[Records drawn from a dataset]
_____
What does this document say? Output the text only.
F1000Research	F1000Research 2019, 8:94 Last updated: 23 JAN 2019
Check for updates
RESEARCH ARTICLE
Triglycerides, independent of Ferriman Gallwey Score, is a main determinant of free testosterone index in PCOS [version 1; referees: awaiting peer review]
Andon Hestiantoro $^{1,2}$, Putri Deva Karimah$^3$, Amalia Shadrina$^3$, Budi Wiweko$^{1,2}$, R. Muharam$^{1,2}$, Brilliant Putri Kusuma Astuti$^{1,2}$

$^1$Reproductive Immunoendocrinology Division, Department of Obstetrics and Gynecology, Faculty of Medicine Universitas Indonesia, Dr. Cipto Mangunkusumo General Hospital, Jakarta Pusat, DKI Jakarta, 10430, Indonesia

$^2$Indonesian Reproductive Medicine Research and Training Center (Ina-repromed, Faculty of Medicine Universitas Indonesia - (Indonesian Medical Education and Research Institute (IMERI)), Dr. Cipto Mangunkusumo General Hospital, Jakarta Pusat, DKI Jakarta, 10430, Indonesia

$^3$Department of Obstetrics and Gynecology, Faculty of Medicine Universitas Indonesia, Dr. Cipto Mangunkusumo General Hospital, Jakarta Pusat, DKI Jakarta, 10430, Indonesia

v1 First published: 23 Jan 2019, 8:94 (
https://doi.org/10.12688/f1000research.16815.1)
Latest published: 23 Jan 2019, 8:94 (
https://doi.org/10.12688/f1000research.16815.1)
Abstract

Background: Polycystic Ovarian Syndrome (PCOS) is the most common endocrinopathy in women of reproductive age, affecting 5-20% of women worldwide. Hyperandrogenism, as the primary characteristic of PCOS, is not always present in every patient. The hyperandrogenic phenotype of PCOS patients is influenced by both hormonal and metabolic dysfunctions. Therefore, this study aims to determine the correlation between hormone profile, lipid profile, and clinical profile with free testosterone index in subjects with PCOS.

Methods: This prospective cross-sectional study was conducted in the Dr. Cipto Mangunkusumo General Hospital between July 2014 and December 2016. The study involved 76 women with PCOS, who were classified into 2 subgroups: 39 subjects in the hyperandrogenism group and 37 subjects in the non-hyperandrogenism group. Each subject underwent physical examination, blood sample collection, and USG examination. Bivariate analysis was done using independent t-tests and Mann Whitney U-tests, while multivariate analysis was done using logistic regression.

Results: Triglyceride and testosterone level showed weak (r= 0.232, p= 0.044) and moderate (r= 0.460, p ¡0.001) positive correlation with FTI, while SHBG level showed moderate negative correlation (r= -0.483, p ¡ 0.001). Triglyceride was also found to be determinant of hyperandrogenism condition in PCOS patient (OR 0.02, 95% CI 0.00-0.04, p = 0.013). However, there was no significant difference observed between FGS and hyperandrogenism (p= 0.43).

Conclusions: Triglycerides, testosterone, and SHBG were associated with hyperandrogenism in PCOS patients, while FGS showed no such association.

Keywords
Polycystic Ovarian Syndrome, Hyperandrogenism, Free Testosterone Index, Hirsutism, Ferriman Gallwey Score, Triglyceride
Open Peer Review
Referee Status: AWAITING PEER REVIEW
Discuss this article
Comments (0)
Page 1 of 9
_____
To do:
All of the records need to be returned exactly as they are.

Response to this exercise:
What does this document say? Output the text only.
F1000Research	F1000Research 2019, 8:94 Last updated: 23 JAN 2019
Check for updates
RESEARCH ARTICLE
Triglycerides, independent of Ferriman Gallwey Score, is a main determinant of free testosterone index in PCOS [version 1; referees: awaiting peer review]
Andon Hestiantoro $^{1,2}$, Putri Deva Karimah$^3$, Amalia Shadrina$^3$, Budi Wiweko$^{1,2}$, R. Muharam$^{1,2}$, Brilliant Putri Kusuma Astuti$^{1,2}$

$^1$Reproductive Immunoendocrinology Division, Department of Obstetrics and Gynecology, Faculty of Medicine Universitas Indonesia, Dr. Cipto Mangunkusumo General Hospital, Jakarta Pusat, DKI Jakarta, 10430, Indonesia

$^2$Indonesian Reproductive Medicine Research and Training Center (Ina-repromed, Faculty of Medicine Universitas Indonesia - (Indonesian Medical Education and Research Institute (IMERI)), Dr. Cipto Mangunkusumo General Hospital, Jakarta Pusat, DKI Jakarta, 10430, Indonesia

$^3$Department of Obstetrics and Gynecology, Faculty of Medicine Universitas Indonesia, Dr. Cipto Mangunkusumo General Hospital, Jakarta Pusat, DKI Jakarta, 10430, Indonesia

v1 First published: 23 Jan 2019, 8:94 (
https://doi.org/10.12688/f1000research.16815.1)
Latest published: 23 Jan 2019, 8:94 (
https://doi.org/10.12688/f1000research.16815.1)
Abstract

Background: Polycystic Ovarian Syndrome (PCOS) is the most common endocrinopathy in women of reproductive age, affecting 5-20% of women worldwide. Hyperandrogenism, as the primary characteristic of PCOS, is not always present in every patient. The hyperandrogenic phenotype of PCOS patients is influenced by both hormonal and metabolic dysfunctions. Therefore, this study aims to determine the correlation between hormone profile, lipid profile, and clinical profile with free testosterone index in subjects with PCOS.

Methods: This prospective cross-sectional study was conducted in the Dr. Cipto Mangunkusumo General Hospital between July 2014 and December 2016. The study involved 76 women with PCOS, who were classified into 2 subgroups: 39 subjects in the hyperandrogenism group and 37 subjects in the non-hyperandrogenism group. Each subject underwent physical examination, blood sample collection, and USG examination. Bivariate analysis was done using independent t-tests and Mann Whitney U-tests, while multivariate analysis was done using logistic regression.

Results: Triglyceride and testosterone level showed weak (r= 0.232, p= 0.044) and moderate (r= 0.460, p ¡0.001) positive correlation with FTI, while SHBG level showed moderate negative correlation (r= -0.483, p ¡ 0.001). Triglyceride was also found to be determinant of hyperandrogenism condition in PCOS patient (OR 0.02, 95% CI 0.00-0.04, p = 0.013). However, there was no significant difference observed between FGS and hyperandrogenism (p= 0.43).

Conclusions: Triglycerides, testosterone, and SHBG were associated with hyperandrogenism in PCOS patients, while FGS showed no such association.

Keywords
Polycystic Ovarian Syndrome, Hyperandrogenism, Free Testosterone Index, Hirsutism, Ferriman Gallwey Score, Triglyceride
Open Peer Review
Referee Status: AWAITING PEER REVIEW
Discuss this article
Comments (0)
Page 1 of 9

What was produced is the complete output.